[Records from a collection of figures]
= = = = =
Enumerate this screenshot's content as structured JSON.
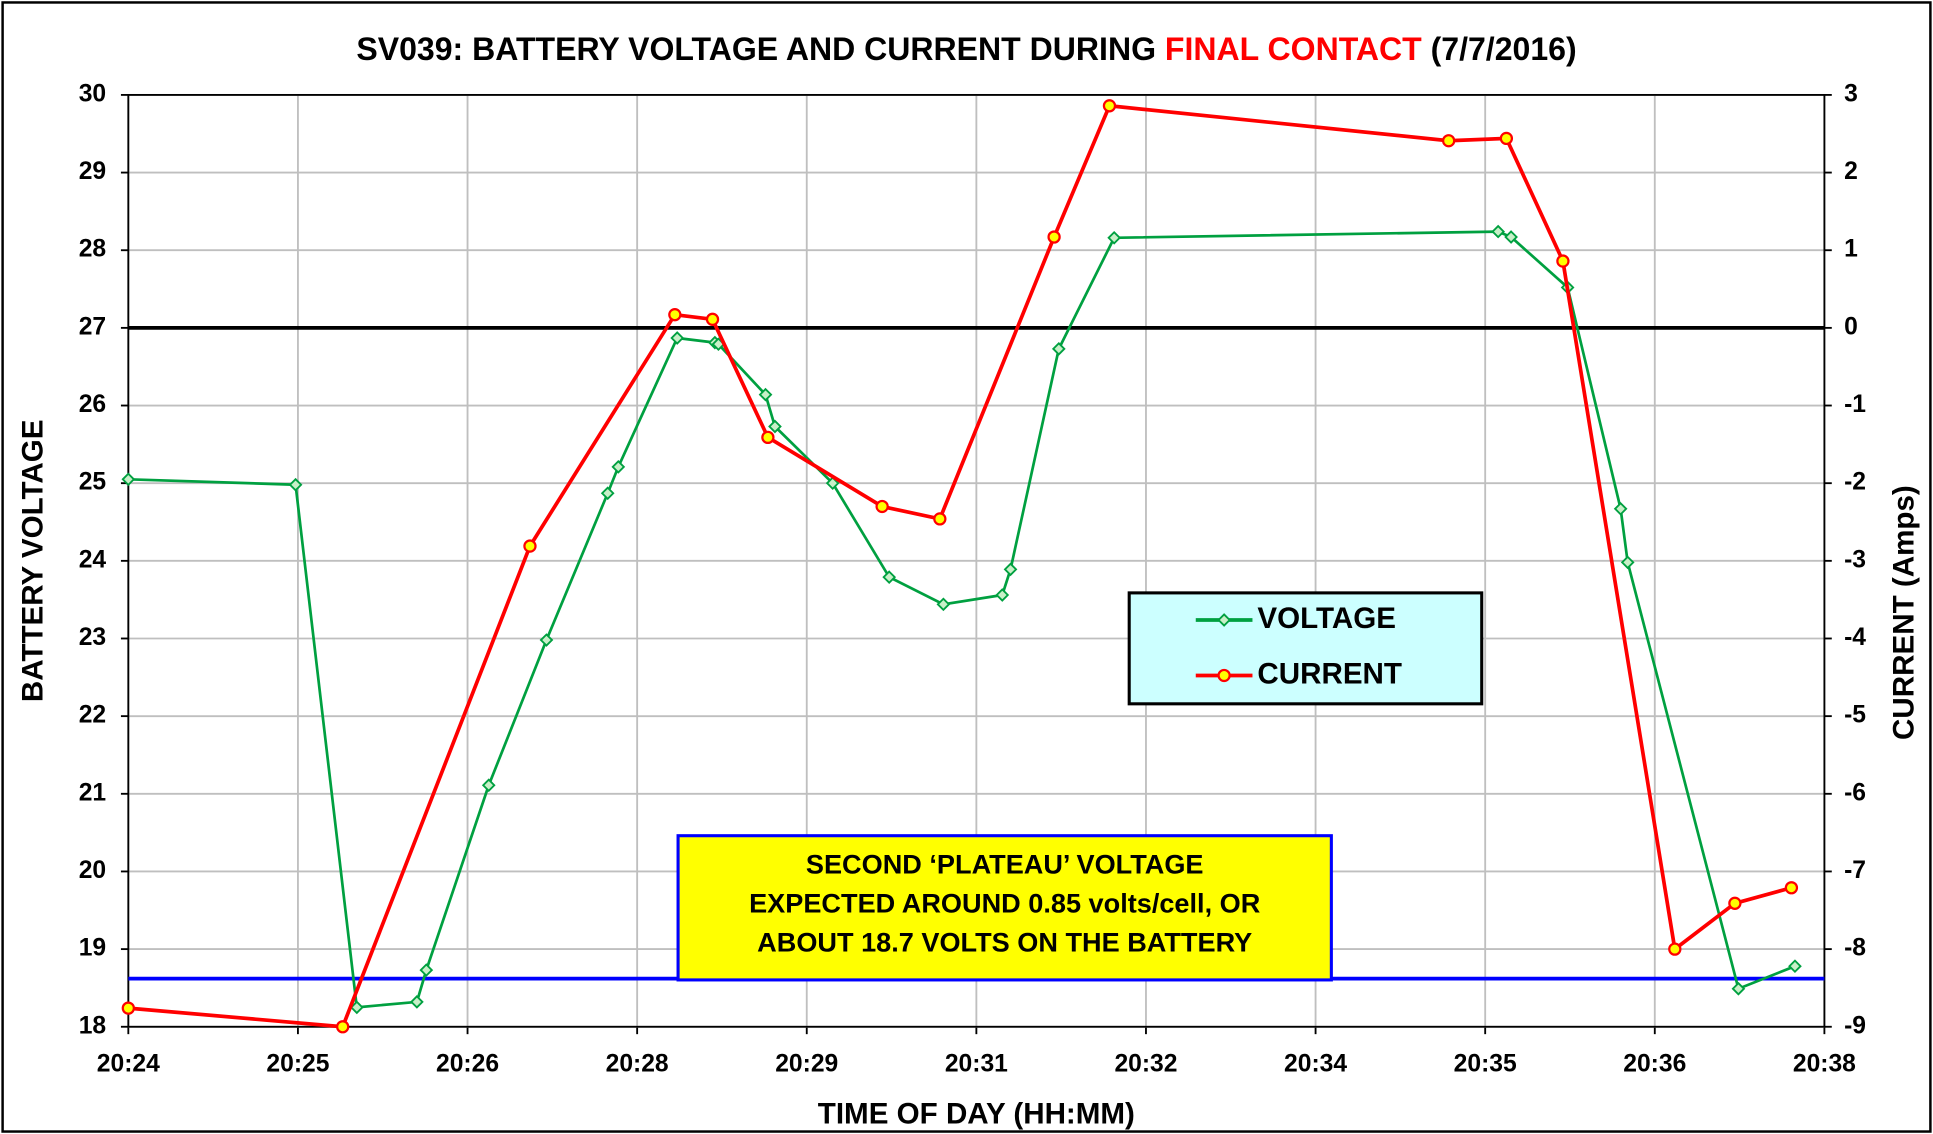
{
  "chart_data": {
    "type": "line",
    "title_parts": [
      {
        "text": "SV039: BATTERY VOLTAGE AND CURRENT DURING ",
        "color": "#000000"
      },
      {
        "text": "FINAL CONTACT",
        "color": "#ff0000"
      },
      {
        "text": " (7/7/2016)",
        "color": "#000000"
      }
    ],
    "x_label": "TIME OF DAY (HH:MM)",
    "y_label": "BATTERY VOLTAGE",
    "y2_label": "CURRENT (Amps)",
    "xlim": [
      1224,
      1238.4
    ],
    "xticks": [
      {
        "value": 1224,
        "label": "20:24"
      },
      {
        "value": 1225.44,
        "label": "20:25"
      },
      {
        "value": 1226.88,
        "label": "20:26"
      },
      {
        "value": 1228.32,
        "label": "20:28"
      },
      {
        "value": 1229.76,
        "label": "20:29"
      },
      {
        "value": 1231.2,
        "label": "20:31"
      },
      {
        "value": 1232.64,
        "label": "20:32"
      },
      {
        "value": 1234.08,
        "label": "20:34"
      },
      {
        "value": 1235.52,
        "label": "20:35"
      },
      {
        "value": 1236.96,
        "label": "20:36"
      },
      {
        "value": 1238.4,
        "label": "20:38"
      }
    ],
    "ylim": [
      18,
      30
    ],
    "yticks": [
      18,
      19,
      20,
      21,
      22,
      23,
      24,
      25,
      26,
      27,
      28,
      29,
      30
    ],
    "y2lim": [
      -9,
      3
    ],
    "y2ticks": [
      -9,
      -8,
      -7,
      -6,
      -5,
      -4,
      -3,
      -2,
      -1,
      0,
      1,
      2,
      3
    ],
    "grid": true,
    "series": [
      {
        "name": "VOLTAGE",
        "color": "#00a040",
        "marker": "diamond",
        "axis": "y",
        "x": [
          1224.0,
          1225.42,
          1225.94,
          1226.45,
          1226.53,
          1227.06,
          1227.55,
          1228.07,
          1228.16,
          1228.66,
          1228.98,
          1229.01,
          1229.41,
          1229.49,
          1229.98,
          1230.46,
          1230.92,
          1231.42,
          1231.49,
          1231.9,
          1232.37,
          1235.63,
          1235.74,
          1236.22,
          1236.67,
          1236.73,
          1237.67,
          1238.15
        ],
        "values": [
          25.05,
          24.98,
          18.25,
          18.32,
          18.73,
          21.11,
          22.98,
          24.87,
          25.21,
          26.87,
          26.81,
          26.79,
          26.14,
          25.73,
          25.0,
          23.79,
          23.44,
          23.56,
          23.89,
          26.73,
          28.16,
          28.24,
          28.17,
          27.52,
          24.67,
          23.98,
          18.49,
          18.78
        ]
      },
      {
        "name": "CURRENT",
        "color": "#ff0000",
        "marker": "circle",
        "marker_fill": "#ffff00",
        "axis": "y2",
        "x": [
          1224.0,
          1225.82,
          1227.41,
          1228.64,
          1228.96,
          1229.43,
          1230.4,
          1230.89,
          1231.86,
          1232.33,
          1235.21,
          1235.7,
          1236.18,
          1237.13,
          1237.64,
          1238.12
        ],
        "values": [
          -8.76,
          -9.0,
          -2.81,
          0.17,
          0.11,
          -1.41,
          -2.3,
          -2.46,
          1.17,
          2.86,
          2.41,
          2.44,
          0.86,
          -8.0,
          -7.41,
          -7.21
        ]
      }
    ],
    "reference_lines": [
      {
        "axis": "y2",
        "value": 0,
        "color": "#000000"
      },
      {
        "axis": "y",
        "value": 18.62,
        "color": "#0000ff"
      }
    ],
    "annotation": {
      "lines": [
        "SECOND ‘PLATEAU’ VOLTAGE",
        "EXPECTED AROUND 0.85 volts/cell, OR",
        "ABOUT 18.7 VOLTS ON THE BATTERY"
      ],
      "fill": "#ffff00",
      "border": "#0000ff"
    },
    "legend_fill": "#ccffff"
  }
}
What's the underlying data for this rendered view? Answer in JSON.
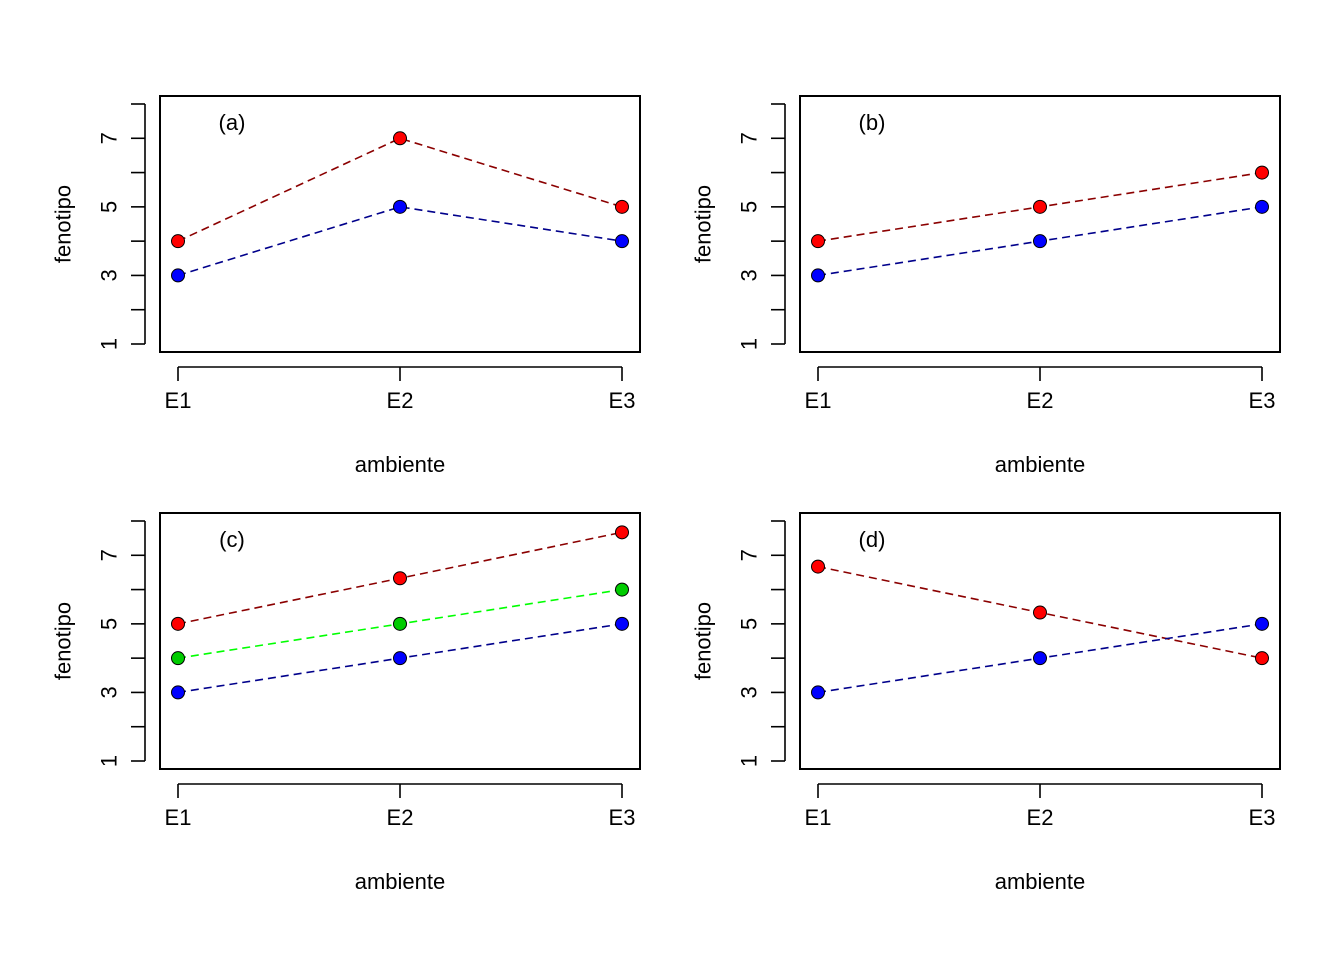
{
  "chart_data": [
    {
      "type": "line",
      "panel_label": "(a)",
      "categories": [
        "E1",
        "E2",
        "E3"
      ],
      "xlabel": "ambiente",
      "ylabel": "fenotipo",
      "ylim": [
        1,
        8
      ],
      "yticks": [
        "1",
        "3",
        "5",
        "7"
      ],
      "series": [
        {
          "values": [
            4,
            7,
            5
          ],
          "line_color": "#8B0000",
          "point_color": "#FF0000"
        },
        {
          "values": [
            3,
            5,
            4
          ],
          "line_color": "#00008B",
          "point_color": "#0000FF"
        }
      ]
    },
    {
      "type": "line",
      "panel_label": "(b)",
      "categories": [
        "E1",
        "E2",
        "E3"
      ],
      "xlabel": "ambiente",
      "ylabel": "fenotipo",
      "ylim": [
        1,
        8
      ],
      "yticks": [
        "1",
        "3",
        "5",
        "7"
      ],
      "series": [
        {
          "values": [
            4,
            5,
            6
          ],
          "line_color": "#8B0000",
          "point_color": "#FF0000"
        },
        {
          "values": [
            3,
            4,
            5
          ],
          "line_color": "#00008B",
          "point_color": "#0000FF"
        }
      ]
    },
    {
      "type": "line",
      "panel_label": "(c)",
      "categories": [
        "E1",
        "E2",
        "E3"
      ],
      "xlabel": "ambiente",
      "ylabel": "fenotipo",
      "ylim": [
        1,
        8
      ],
      "yticks": [
        "1",
        "3",
        "5",
        "7"
      ],
      "series": [
        {
          "values": [
            5,
            6.33,
            7.67
          ],
          "line_color": "#8B0000",
          "point_color": "#FF0000"
        },
        {
          "values": [
            4,
            5,
            6
          ],
          "line_color": "#00FF00",
          "point_color": "#00CC00"
        },
        {
          "values": [
            3,
            4,
            5
          ],
          "line_color": "#00008B",
          "point_color": "#0000FF"
        }
      ]
    },
    {
      "type": "line",
      "panel_label": "(d)",
      "categories": [
        "E1",
        "E2",
        "E3"
      ],
      "xlabel": "ambiente",
      "ylabel": "fenotipo",
      "ylim": [
        1,
        8
      ],
      "yticks": [
        "1",
        "3",
        "5",
        "7"
      ],
      "series": [
        {
          "values": [
            6.67,
            5.33,
            4
          ],
          "line_color": "#8B0000",
          "point_color": "#FF0000"
        },
        {
          "values": [
            3,
            4,
            5
          ],
          "line_color": "#00008B",
          "point_color": "#0000FF"
        }
      ]
    }
  ]
}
= = = = =
■ BRIEF
Copy out each record shown above without alteration, skipping any picture.

■ PROBLEM SOLUTION
Enumerate this screenshot's content as structured JSON.
{
  "chart_data": {
    "type": "line",
    "title_parts": [
      {
        "text": "SV039: BATTERY VOLTAGE AND CURRENT DURING ",
        "color": "#000000"
      },
      {
        "text": "FINAL CONTACT",
        "color": "#ff0000"
      },
      {
        "text": " (7/7/2016)",
        "color": "#000000"
      }
    ],
    "x_label": "TIME OF DAY (HH:MM)",
    "y_label": "BATTERY VOLTAGE",
    "y2_label": "CURRENT (Amps)",
    "xlim": [
      1224,
      1238.4
    ],
    "xticks": [
      {
        "value": 1224,
        "label": "20:24"
      },
      {
        "value": 1225.44,
        "label": "20:25"
      },
      {
        "value": 1226.88,
        "label": "20:26"
      },
      {
        "value": 1228.32,
        "label": "20:28"
      },
      {
        "value": 1229.76,
        "label": "20:29"
      },
      {
        "value": 1231.2,
        "label": "20:31"
      },
      {
        "value": 1232.64,
        "label": "20:32"
      },
      {
        "value": 1234.08,
        "label": "20:34"
      },
      {
        "value": 1235.52,
        "label": "20:35"
      },
      {
        "value": 1236.96,
        "label": "20:36"
      },
      {
        "value": 1238.4,
        "label": "20:38"
      }
    ],
    "ylim": [
      18,
      30
    ],
    "yticks": [
      18,
      19,
      20,
      21,
      22,
      23,
      24,
      25,
      26,
      27,
      28,
      29,
      30
    ],
    "y2lim": [
      -9,
      3
    ],
    "y2ticks": [
      -9,
      -8,
      -7,
      -6,
      -5,
      -4,
      -3,
      -2,
      -1,
      0,
      1,
      2,
      3
    ],
    "grid": true,
    "series": [
      {
        "name": "VOLTAGE",
        "color": "#00a040",
        "marker": "diamond",
        "axis": "y",
        "x": [
          1224.0,
          1225.42,
          1225.94,
          1226.45,
          1226.53,
          1227.06,
          1227.55,
          1228.07,
          1228.16,
          1228.66,
          1228.98,
          1229.01,
          1229.41,
          1229.49,
          1229.98,
          1230.46,
          1230.92,
          1231.42,
          1231.49,
          1231.9,
          1232.37,
          1235.63,
          1235.74,
          1236.22,
          1236.67,
          1236.73,
          1237.67,
          1238.15
        ],
        "values": [
          25.05,
          24.98,
          18.25,
          18.32,
          18.73,
          21.11,
          22.98,
          24.87,
          25.21,
          26.87,
          26.81,
          26.79,
          26.14,
          25.73,
          25.0,
          23.79,
          23.44,
          23.56,
          23.89,
          26.73,
          28.16,
          28.24,
          28.17,
          27.52,
          24.67,
          23.98,
          18.49,
          18.78
        ]
      },
      {
        "name": "CURRENT",
        "color": "#ff0000",
        "marker": "circle",
        "marker_fill": "#ffff00",
        "axis": "y2",
        "x": [
          1224.0,
          1225.82,
          1227.41,
          1228.64,
          1228.96,
          1229.43,
          1230.4,
          1230.89,
          1231.86,
          1232.33,
          1235.21,
          1235.7,
          1236.18,
          1237.13,
          1237.64,
          1238.12
        ],
        "values": [
          -8.76,
          -9.0,
          -2.81,
          0.17,
          0.11,
          -1.41,
          -2.3,
          -2.46,
          1.17,
          2.86,
          2.41,
          2.44,
          0.86,
          -8.0,
          -7.41,
          -7.21
        ]
      }
    ],
    "reference_lines": [
      {
        "axis": "y2",
        "value": 0,
        "color": "#000000"
      },
      {
        "axis": "y",
        "value": 18.62,
        "color": "#0000ff"
      }
    ],
    "annotation": {
      "lines": [
        "SECOND ‘PLATEAU’ VOLTAGE",
        "EXPECTED AROUND 0.85 volts/cell, OR",
        "ABOUT 18.7 VOLTS ON THE BATTERY"
      ],
      "fill": "#ffff00",
      "border": "#0000ff"
    },
    "legend_fill": "#ccffff"
  }
}
What's the underlying data for this rendered view? Answer in JSON.
{
  "chart_data": [
    {
      "type": "line",
      "panel_label": "(a)",
      "categories": [
        "E1",
        "E2",
        "E3"
      ],
      "xlabel": "ambiente",
      "ylabel": "fenotipo",
      "ylim": [
        1,
        8
      ],
      "yticks": [
        "1",
        "3",
        "5",
        "7"
      ],
      "series": [
        {
          "values": [
            4,
            7,
            5
          ],
          "line_color": "#8B0000",
          "point_color": "#FF0000"
        },
        {
          "values": [
            3,
            5,
            4
          ],
          "line_color": "#00008B",
          "point_color": "#0000FF"
        }
      ]
    },
    {
      "type": "line",
      "panel_label": "(b)",
      "categories": [
        "E1",
        "E2",
        "E3"
      ],
      "xlabel": "ambiente",
      "ylabel": "fenotipo",
      "ylim": [
        1,
        8
      ],
      "yticks": [
        "1",
        "3",
        "5",
        "7"
      ],
      "series": [
        {
          "values": [
            4,
            5,
            6
          ],
          "line_color": "#8B0000",
          "point_color": "#FF0000"
        },
        {
          "values": [
            3,
            4,
            5
          ],
          "line_color": "#00008B",
          "point_color": "#0000FF"
        }
      ]
    },
    {
      "type": "line",
      "panel_label": "(c)",
      "categories": [
        "E1",
        "E2",
        "E3"
      ],
      "xlabel": "ambiente",
      "ylabel": "fenotipo",
      "ylim": [
        1,
        8
      ],
      "yticks": [
        "1",
        "3",
        "5",
        "7"
      ],
      "series": [
        {
          "values": [
            5,
            6.33,
            7.67
          ],
          "line_color": "#8B0000",
          "point_color": "#FF0000"
        },
        {
          "values": [
            4,
            5,
            6
          ],
          "line_color": "#00FF00",
          "point_color": "#00CC00"
        },
        {
          "values": [
            3,
            4,
            5
          ],
          "line_color": "#00008B",
          "point_color": "#0000FF"
        }
      ]
    },
    {
      "type": "line",
      "panel_label": "(d)",
      "categories": [
        "E1",
        "E2",
        "E3"
      ],
      "xlabel": "ambiente",
      "ylabel": "fenotipo",
      "ylim": [
        1,
        8
      ],
      "yticks": [
        "1",
        "3",
        "5",
        "7"
      ],
      "series": [
        {
          "values": [
            6.67,
            5.33,
            4
          ],
          "line_color": "#8B0000",
          "point_color": "#FF0000"
        },
        {
          "values": [
            3,
            4,
            5
          ],
          "line_color": "#00008B",
          "point_color": "#0000FF"
        }
      ]
    }
  ]
}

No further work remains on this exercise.